Task to complete
Identify all lines of the data containing the string "Oplysninger" and copy them.

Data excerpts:
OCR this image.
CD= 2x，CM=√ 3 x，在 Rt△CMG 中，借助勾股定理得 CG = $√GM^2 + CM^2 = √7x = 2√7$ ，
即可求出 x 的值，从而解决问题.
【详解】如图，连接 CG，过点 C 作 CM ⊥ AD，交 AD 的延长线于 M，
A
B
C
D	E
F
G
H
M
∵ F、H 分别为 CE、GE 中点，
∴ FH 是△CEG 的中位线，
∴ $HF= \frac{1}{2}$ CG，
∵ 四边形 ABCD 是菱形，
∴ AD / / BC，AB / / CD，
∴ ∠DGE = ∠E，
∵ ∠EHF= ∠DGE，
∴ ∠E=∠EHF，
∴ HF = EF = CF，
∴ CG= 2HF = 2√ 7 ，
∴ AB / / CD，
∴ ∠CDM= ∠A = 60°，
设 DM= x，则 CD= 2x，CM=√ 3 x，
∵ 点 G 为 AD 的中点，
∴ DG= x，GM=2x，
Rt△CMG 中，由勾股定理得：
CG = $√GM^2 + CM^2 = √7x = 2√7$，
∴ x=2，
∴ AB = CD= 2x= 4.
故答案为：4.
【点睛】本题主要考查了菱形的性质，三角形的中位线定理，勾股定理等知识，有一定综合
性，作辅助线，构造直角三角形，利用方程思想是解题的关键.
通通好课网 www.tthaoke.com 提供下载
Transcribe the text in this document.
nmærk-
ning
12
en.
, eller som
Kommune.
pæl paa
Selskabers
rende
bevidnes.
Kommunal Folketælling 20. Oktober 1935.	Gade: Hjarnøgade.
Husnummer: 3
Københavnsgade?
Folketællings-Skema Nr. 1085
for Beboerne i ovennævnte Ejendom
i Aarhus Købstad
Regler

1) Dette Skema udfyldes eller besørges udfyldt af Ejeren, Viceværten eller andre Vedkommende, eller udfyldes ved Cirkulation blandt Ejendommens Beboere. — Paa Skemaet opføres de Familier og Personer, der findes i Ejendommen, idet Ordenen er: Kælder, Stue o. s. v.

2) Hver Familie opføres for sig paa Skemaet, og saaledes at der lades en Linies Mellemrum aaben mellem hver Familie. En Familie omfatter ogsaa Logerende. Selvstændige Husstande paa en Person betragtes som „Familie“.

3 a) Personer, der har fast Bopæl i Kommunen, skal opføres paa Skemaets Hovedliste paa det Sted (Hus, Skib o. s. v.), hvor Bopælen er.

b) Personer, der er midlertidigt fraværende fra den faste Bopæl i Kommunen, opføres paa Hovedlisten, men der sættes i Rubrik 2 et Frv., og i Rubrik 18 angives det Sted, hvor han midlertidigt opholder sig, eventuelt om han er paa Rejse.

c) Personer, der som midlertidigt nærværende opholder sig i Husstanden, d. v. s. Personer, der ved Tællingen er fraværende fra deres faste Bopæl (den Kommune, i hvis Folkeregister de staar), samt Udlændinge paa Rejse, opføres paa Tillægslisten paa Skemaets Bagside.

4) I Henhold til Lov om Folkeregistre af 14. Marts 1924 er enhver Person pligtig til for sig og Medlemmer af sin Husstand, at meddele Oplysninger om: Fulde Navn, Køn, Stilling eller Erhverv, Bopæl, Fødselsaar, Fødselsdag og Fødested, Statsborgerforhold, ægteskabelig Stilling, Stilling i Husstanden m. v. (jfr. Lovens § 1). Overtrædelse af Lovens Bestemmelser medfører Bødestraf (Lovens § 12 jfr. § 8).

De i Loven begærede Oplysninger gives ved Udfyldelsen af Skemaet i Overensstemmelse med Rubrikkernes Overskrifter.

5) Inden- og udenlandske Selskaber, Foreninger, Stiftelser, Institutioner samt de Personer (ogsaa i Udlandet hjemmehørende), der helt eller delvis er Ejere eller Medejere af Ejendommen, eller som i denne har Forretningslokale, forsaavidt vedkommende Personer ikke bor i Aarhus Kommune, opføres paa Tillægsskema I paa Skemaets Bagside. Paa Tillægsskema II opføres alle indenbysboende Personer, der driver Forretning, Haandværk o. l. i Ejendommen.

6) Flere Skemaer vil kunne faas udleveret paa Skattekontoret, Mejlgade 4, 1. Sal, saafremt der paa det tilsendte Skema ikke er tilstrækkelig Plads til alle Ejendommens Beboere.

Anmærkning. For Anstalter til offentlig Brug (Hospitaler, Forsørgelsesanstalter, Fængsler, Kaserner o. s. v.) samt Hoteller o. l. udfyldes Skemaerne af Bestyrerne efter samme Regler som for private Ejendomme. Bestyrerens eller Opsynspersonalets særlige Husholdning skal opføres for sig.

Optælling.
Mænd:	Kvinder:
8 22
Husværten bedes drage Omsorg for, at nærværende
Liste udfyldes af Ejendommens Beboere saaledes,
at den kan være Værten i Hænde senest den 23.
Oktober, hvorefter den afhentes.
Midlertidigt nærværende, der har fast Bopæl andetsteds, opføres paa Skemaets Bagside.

Complete output
4) I Henhold til Lov om Folkeregistre af 14. Marts 1924 er enhver Person pligtig til for sig og Medlemmer af sin Husstand, at meddele Oplysninger om: Fulde Navn, Køn, Stilling eller Erhverv, Bopæl, Fødselsaar, Fødselsdag og Fødested, Statsborgerforhold, ægteskabelig Stilling, Stilling i Husstanden m. v. (jfr. Lovens § 1). Overtrædelse af Lovens Bestemmelser medfører Bødestraf (Lovens § 12 jfr. § 8).
De i Loven begærede Oplysninger gives ved Udfyldelsen af Skemaet i Overensstemmelse med Rubrikkernes Overskrifter.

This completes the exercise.